Written exercise: Rewrite everything from the first of the lines below down to the line containing "alert-button[interactable]: Alert (789, 0, 849, 39)", including that line, as a numbered list with any blank lines left out.

* BEGIN Records provided *

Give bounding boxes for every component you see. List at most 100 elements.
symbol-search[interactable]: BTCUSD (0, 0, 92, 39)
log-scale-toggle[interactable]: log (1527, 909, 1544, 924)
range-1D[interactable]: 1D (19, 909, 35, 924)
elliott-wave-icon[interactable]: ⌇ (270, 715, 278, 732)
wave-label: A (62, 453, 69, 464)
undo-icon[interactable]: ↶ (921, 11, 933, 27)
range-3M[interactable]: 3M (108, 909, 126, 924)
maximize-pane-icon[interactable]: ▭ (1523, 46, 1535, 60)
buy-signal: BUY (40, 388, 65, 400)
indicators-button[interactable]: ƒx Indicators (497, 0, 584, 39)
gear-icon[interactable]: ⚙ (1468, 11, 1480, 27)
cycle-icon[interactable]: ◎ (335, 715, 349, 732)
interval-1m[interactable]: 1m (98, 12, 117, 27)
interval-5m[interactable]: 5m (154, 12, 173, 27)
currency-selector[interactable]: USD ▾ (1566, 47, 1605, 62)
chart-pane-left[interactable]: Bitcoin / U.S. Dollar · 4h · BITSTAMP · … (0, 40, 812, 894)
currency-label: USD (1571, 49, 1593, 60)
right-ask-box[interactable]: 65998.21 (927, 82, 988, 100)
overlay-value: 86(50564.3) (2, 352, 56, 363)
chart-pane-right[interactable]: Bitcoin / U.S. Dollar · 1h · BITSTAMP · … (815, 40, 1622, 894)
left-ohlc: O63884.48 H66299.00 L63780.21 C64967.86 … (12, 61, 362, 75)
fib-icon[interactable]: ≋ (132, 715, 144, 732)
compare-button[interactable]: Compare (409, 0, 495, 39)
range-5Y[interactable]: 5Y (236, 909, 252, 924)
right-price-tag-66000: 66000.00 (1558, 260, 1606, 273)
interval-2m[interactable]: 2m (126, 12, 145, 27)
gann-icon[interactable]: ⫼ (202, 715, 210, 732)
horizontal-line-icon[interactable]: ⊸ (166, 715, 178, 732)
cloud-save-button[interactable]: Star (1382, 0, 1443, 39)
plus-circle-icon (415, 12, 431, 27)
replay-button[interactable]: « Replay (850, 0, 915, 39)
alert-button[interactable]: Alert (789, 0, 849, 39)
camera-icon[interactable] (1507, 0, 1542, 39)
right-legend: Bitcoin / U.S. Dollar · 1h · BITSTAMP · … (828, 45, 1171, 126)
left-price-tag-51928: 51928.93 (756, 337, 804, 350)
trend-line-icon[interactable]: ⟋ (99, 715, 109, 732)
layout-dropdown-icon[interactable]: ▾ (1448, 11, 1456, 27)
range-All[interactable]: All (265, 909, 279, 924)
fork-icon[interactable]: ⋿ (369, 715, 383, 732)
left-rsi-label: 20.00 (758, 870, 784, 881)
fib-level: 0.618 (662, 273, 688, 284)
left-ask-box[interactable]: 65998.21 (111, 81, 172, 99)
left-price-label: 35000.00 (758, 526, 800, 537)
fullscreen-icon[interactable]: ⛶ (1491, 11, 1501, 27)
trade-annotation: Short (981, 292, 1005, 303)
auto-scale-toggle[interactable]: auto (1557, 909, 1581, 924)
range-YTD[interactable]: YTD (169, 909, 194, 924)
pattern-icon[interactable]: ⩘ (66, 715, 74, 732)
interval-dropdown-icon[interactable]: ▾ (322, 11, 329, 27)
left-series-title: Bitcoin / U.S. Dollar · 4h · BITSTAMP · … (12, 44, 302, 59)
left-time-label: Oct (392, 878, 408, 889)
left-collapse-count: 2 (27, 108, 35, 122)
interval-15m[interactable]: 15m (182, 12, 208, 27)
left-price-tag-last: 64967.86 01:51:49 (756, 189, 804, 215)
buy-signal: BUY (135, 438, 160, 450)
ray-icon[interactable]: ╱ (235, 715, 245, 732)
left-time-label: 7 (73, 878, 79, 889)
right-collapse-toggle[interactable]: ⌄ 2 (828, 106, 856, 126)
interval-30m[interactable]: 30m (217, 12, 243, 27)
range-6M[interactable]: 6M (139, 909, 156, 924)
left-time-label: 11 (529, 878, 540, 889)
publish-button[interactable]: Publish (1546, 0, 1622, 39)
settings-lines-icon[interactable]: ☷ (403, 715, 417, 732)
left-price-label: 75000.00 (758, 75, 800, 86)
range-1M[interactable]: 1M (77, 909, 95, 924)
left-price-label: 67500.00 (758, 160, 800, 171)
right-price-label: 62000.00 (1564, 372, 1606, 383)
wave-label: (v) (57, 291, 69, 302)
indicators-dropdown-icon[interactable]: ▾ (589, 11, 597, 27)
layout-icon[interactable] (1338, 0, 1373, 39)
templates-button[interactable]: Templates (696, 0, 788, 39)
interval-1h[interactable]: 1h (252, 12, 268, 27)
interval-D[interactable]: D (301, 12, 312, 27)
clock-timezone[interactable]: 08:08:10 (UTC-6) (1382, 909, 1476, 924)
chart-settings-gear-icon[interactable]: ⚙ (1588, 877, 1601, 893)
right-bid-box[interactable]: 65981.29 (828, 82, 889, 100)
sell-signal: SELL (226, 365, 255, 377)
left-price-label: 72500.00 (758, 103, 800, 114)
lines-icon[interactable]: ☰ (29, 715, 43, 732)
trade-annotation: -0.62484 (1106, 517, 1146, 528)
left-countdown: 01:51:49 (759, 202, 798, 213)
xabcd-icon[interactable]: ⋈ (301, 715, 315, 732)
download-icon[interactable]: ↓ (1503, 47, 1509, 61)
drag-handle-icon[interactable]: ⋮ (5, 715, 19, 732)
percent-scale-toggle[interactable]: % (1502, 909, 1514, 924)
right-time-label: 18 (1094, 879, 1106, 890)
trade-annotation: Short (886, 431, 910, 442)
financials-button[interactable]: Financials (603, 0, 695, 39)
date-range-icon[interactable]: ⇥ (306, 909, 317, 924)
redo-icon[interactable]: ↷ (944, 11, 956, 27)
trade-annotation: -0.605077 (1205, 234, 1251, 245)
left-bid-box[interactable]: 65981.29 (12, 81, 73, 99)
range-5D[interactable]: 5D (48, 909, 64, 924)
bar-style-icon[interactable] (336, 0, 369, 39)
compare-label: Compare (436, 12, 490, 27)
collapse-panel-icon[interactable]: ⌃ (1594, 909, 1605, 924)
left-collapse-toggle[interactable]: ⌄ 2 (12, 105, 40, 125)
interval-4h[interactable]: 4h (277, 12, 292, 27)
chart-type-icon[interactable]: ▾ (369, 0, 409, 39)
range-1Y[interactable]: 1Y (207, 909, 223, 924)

* END Records provided *

Solution to the problem:
1. Give bounding boxes for every component you see. List at most 100 elements.
2. symbol-search[interactable]: BTCUSD (0, 0, 92, 39)
3. log-scale-toggle[interactable]: log (1527, 909, 1544, 924)
4. range-1D[interactable]: 1D (19, 909, 35, 924)
5. elliott-wave-icon[interactable]: ⌇ (270, 715, 278, 732)
6. wave-label: A (62, 453, 69, 464)
7. undo-icon[interactable]: ↶ (921, 11, 933, 27)
8. range-3M[interactable]: 3M (108, 909, 126, 924)
9. maximize-pane-icon[interactable]: ▭ (1523, 46, 1535, 60)
10. buy-signal: BUY (40, 388, 65, 400)
11. indicators-button[interactable]: ƒx Indicators (497, 0, 584, 39)
12. gear-icon[interactable]: ⚙ (1468, 11, 1480, 27)
13. cycle-icon[interactable]: ◎ (335, 715, 349, 732)
14. interval-1m[interactable]: 1m (98, 12, 117, 27)
15. interval-5m[interactable]: 5m (154, 12, 173, 27)
16. currency-selector[interactable]: USD ▾ (1566, 47, 1605, 62)
17. chart-pane-left[interactable]: Bitcoin / U.S. Dollar · 4h · BITSTAMP · … (0, 40, 812, 894)
18. currency-label: USD (1571, 49, 1593, 60)
19. right-ask-box[interactable]: 65998.21 (927, 82, 988, 100)
20. overlay-value: 86(50564.3) (2, 352, 56, 363)
21. chart-pane-right[interactable]: Bitcoin / U.S. Dollar · 1h · BITSTAMP · … (815, 40, 1622, 894)
22. left-ohlc: O63884.48 H66299.00 L63780.21 C64967.86 … (12, 61, 362, 75)
23. fib-icon[interactable]: ≋ (132, 715, 144, 732)
24. compare-button[interactable]: Compare (409, 0, 495, 39)
25. range-5Y[interactable]: 5Y (236, 909, 252, 924)
26. right-price-tag-66000: 66000.00 (1558, 260, 1606, 273)
27. interval-2m[interactable]: 2m (126, 12, 145, 27)
28. gann-icon[interactable]: ⫼ (202, 715, 210, 732)
29. horizontal-line-icon[interactable]: ⊸ (166, 715, 178, 732)
30. cloud-save-button[interactable]: Star (1382, 0, 1443, 39)
31. plus-circle-icon (415, 12, 431, 27)
32. replay-button[interactable]: « Replay (850, 0, 915, 39)
33. alert-button[interactable]: Alert (789, 0, 849, 39)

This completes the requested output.